• [INFORMATION PROVIDED]:
>>

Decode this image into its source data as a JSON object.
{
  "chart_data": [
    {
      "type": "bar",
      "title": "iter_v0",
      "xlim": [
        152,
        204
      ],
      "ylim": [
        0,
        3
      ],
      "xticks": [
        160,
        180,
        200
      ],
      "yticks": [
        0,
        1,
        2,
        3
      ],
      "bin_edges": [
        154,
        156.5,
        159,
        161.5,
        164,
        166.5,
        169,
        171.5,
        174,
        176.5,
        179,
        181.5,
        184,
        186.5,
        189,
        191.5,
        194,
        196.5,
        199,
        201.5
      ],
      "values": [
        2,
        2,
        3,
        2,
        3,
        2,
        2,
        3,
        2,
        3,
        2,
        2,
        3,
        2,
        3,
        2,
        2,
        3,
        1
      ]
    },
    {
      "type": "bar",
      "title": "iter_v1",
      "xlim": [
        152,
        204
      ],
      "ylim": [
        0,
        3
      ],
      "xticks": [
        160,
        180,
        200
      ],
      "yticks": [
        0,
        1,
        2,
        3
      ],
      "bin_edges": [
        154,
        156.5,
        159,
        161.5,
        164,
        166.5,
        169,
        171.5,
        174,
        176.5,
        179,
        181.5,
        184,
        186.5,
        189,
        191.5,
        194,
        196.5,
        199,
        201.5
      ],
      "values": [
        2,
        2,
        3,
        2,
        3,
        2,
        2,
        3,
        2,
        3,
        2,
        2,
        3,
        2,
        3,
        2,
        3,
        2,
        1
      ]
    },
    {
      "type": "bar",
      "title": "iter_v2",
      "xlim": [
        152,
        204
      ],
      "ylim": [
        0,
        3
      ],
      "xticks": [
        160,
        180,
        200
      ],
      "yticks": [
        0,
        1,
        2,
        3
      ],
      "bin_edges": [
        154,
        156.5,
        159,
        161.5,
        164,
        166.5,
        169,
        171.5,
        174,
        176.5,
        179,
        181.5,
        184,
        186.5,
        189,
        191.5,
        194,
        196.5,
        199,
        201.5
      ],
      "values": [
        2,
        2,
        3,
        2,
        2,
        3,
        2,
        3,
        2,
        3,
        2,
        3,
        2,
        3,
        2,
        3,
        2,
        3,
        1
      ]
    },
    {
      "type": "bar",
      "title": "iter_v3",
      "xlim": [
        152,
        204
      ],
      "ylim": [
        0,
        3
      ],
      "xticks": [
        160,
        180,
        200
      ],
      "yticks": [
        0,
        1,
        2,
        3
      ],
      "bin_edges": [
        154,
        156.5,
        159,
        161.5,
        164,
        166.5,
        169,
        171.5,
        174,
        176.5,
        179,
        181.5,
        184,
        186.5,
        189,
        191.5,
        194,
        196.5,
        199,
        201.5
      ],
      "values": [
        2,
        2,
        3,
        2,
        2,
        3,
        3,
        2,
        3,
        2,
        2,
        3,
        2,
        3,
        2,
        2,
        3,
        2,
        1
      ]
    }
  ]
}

<<

• [WHAT TO DO]: Extract every line above exactly as it stands.

• [FULL RESPONSE]:
Decode this image into its source data as a JSON object.
{
  "chart_data": [
    {
      "type": "bar",
      "title": "iter_v0",
      "xlim": [
        152,
        204
      ],
      "ylim": [
        0,
        3
      ],
      "xticks": [
        160,
        180,
        200
      ],
      "yticks": [
        0,
        1,
        2,
        3
      ],
      "bin_edges": [
        154,
        156.5,
        159,
        161.5,
        164,
        166.5,
        169,
        171.5,
        174,
        176.5,
        179,
        181.5,
        184,
        186.5,
        189,
        191.5,
        194,
        196.5,
        199,
        201.5
      ],
      "values": [
        2,
        2,
        3,
        2,
        3,
        2,
        2,
        3,
        2,
        3,
        2,
        2,
        3,
        2,
        3,
        2,
        2,
        3,
        1
      ]
    },
    {
      "type": "bar",
      "title": "iter_v1",
      "xlim": [
        152,
        204
      ],
      "ylim": [
        0,
        3
      ],
      "xticks": [
        160,
        180,
        200
      ],
      "yticks": [
        0,
        1,
        2,
        3
      ],
      "bin_edges": [
        154,
        156.5,
        159,
        161.5,
        164,
        166.5,
        169,
        171.5,
        174,
        176.5,
        179,
        181.5,
        184,
        186.5,
        189,
        191.5,
        194,
        196.5,
        199,
        201.5
      ],
      "values": [
        2,
        2,
        3,
        2,
        3,
        2,
        2,
        3,
        2,
        3,
        2,
        2,
        3,
        2,
        3,
        2,
        3,
        2,
        1
      ]
    },
    {
      "type": "bar",
      "title": "iter_v2",
      "xlim": [
        152,
        204
      ],
      "ylim": [
        0,
        3
      ],
      "xticks": [
        160,
        180,
        200
      ],
      "yticks": [
        0,
        1,
        2,
        3
      ],
      "bin_edges": [
        154,
        156.5,
        159,
        161.5,
        164,
        166.5,
        169,
        171.5,
        174,
        176.5,
        179,
        181.5,
        184,
        186.5,
        189,
        191.5,
        194,
        196.5,
        199,
        201.5
      ],
      "values": [
        2,
        2,
        3,
        2,
        2,
        3,
        2,
        3,
        2,
        3,
        2,
        3,
        2,
        3,
        2,
        3,
        2,
        3,
        1
      ]
    },
    {
      "type": "bar",
      "title": "iter_v3",
      "xlim": [
        152,
        204
      ],
      "ylim": [
        0,
        3
      ],
      "xticks": [
        160,
        180,
        200
      ],
      "yticks": [
        0,
        1,
        2,
        3
      ],
      "bin_edges": [
        154,
        156.5,
        159,
        161.5,
        164,
        166.5,
        169,
        171.5,
        174,
        176.5,
        179,
        181.5,
        184,
        186.5,
        189,
        191.5,
        194,
        196.5,
        199,
        201.5
      ],
      "values": [
        2,
        2,
        3,
        2,
        2,
        3,
        3,
        2,
        3,
        2,
        2,
        3,
        2,
        3,
        2,
        2,
        3,
        2,
        1
      ]
    }
  ]
}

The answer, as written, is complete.